• AIM:
Report all lines holding "JSON".

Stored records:
● ● ● ● ●
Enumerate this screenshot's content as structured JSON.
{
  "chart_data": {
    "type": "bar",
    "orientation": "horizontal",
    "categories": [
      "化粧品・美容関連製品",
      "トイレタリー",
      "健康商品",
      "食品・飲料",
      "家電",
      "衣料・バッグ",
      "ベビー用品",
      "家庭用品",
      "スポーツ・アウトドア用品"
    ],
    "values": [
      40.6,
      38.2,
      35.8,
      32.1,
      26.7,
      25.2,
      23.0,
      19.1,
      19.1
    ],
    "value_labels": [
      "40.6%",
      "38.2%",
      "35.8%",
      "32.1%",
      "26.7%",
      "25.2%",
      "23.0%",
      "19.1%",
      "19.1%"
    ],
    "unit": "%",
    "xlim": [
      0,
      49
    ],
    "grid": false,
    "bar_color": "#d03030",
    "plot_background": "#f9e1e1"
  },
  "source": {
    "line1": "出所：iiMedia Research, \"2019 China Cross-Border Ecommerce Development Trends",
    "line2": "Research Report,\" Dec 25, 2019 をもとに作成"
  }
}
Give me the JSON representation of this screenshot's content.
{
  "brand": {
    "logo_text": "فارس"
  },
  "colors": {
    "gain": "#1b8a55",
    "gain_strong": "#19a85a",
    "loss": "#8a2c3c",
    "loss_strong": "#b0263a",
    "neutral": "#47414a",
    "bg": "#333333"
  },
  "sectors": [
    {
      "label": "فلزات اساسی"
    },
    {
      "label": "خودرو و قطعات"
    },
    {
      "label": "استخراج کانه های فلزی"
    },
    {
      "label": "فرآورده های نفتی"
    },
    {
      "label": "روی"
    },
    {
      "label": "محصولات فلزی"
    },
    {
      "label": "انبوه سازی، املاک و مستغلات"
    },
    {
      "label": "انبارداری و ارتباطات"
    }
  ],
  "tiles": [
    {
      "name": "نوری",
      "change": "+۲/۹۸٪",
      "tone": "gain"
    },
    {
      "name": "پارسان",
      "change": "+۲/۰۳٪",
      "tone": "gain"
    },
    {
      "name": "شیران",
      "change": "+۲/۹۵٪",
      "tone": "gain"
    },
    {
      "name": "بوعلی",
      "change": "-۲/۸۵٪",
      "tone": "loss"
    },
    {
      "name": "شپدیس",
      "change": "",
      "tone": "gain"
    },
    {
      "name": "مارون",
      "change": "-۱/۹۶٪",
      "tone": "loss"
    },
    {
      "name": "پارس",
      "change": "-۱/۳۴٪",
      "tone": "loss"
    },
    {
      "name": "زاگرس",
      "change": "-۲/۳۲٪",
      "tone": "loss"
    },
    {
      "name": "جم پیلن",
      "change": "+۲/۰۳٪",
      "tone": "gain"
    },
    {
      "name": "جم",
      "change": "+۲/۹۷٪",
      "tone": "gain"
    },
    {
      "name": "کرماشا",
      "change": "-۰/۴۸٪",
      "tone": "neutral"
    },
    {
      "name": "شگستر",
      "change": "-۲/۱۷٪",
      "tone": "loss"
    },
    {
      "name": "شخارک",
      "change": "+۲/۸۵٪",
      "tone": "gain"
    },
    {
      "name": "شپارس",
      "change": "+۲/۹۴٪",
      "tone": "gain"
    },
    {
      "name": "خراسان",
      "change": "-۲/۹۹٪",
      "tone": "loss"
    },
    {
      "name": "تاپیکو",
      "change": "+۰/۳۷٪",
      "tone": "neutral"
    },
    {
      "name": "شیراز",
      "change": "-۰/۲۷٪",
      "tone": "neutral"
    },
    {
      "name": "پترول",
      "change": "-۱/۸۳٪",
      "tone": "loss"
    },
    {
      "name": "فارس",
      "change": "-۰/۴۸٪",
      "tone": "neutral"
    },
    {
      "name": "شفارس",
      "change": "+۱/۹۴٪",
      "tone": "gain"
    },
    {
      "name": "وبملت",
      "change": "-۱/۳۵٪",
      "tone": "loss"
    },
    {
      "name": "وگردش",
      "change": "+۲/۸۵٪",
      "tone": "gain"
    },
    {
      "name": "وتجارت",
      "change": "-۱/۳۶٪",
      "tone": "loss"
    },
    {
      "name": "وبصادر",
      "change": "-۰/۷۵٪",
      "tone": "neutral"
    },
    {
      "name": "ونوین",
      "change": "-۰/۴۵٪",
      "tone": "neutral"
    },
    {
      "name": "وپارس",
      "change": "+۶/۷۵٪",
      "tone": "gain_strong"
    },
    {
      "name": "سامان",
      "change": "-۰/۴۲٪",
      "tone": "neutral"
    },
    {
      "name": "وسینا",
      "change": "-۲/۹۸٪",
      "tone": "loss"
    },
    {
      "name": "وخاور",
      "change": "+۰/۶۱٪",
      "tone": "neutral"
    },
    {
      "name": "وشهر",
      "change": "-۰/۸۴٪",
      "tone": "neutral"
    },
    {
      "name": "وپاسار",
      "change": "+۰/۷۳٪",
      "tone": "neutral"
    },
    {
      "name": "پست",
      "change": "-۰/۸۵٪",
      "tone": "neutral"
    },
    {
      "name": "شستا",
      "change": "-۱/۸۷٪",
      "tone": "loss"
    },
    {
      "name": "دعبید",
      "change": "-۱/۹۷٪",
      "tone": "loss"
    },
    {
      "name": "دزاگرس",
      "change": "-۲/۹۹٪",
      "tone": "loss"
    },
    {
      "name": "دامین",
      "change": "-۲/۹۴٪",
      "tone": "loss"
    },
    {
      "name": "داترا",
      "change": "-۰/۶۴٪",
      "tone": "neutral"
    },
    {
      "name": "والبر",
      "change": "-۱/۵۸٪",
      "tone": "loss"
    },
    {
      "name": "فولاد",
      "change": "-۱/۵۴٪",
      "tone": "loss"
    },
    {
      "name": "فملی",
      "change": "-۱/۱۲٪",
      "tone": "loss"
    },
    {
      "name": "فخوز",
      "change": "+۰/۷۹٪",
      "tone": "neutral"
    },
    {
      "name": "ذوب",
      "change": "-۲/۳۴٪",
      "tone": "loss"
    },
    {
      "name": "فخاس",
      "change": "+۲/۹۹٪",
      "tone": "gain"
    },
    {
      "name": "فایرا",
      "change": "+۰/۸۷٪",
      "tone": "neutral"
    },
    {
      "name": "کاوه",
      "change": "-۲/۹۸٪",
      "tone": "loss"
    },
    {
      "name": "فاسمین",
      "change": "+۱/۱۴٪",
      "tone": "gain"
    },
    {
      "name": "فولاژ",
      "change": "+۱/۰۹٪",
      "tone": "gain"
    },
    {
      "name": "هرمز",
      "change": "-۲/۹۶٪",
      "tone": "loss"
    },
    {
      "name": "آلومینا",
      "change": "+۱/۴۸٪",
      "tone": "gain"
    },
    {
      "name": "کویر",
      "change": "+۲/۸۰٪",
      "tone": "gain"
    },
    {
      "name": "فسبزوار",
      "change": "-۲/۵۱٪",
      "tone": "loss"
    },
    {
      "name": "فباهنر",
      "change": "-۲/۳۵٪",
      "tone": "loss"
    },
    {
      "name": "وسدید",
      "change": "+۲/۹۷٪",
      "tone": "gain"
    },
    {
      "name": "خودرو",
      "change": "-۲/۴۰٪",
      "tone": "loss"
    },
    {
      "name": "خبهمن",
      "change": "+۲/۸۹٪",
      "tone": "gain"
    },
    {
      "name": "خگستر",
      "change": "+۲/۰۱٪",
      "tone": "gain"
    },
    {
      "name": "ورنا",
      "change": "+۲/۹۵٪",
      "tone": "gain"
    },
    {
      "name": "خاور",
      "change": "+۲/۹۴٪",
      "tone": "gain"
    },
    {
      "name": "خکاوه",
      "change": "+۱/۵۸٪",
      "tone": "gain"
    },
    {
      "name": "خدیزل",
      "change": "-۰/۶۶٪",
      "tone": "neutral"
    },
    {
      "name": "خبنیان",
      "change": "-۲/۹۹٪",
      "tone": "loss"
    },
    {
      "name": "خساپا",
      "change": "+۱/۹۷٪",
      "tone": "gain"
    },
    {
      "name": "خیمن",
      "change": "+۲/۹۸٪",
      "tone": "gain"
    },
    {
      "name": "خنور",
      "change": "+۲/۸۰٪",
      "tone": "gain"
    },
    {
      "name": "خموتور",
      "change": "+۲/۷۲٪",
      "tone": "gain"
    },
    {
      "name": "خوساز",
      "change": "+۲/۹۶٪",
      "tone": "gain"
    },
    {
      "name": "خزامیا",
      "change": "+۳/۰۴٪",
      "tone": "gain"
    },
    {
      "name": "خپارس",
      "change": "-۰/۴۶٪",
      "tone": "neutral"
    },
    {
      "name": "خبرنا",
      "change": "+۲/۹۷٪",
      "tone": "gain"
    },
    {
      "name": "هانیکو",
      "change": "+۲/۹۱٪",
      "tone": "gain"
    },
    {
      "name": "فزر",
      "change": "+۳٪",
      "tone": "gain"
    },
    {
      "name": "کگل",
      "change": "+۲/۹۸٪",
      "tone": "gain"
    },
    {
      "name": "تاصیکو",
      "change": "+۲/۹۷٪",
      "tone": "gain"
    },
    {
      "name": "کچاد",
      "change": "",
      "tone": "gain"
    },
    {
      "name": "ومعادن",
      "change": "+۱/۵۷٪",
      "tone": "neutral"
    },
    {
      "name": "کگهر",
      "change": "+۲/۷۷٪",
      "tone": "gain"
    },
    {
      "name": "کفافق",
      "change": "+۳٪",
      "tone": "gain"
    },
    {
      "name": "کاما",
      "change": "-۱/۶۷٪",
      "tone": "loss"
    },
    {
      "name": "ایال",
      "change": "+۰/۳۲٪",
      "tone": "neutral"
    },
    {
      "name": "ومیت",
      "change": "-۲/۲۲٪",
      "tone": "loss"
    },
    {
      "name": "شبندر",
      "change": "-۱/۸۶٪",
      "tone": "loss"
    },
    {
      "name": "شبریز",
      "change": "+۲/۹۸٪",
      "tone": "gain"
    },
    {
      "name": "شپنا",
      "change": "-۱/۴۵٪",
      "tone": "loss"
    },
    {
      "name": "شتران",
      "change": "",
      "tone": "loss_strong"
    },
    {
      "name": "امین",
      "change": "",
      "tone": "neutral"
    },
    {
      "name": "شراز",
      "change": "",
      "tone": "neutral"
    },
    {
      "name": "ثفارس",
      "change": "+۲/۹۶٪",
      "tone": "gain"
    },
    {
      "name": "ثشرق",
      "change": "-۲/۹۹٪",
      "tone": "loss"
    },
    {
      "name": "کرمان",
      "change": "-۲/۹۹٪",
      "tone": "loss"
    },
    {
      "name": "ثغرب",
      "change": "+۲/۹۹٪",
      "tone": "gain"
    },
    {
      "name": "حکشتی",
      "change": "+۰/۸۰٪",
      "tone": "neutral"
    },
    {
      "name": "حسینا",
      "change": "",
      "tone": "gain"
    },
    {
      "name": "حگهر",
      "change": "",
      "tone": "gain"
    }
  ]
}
● ● ● ● ●
• RESPONSE FOR THIS EXERCISE:
Enumerate this screenshot's content as structured JSON.
Give me the JSON representation of this screenshot's content.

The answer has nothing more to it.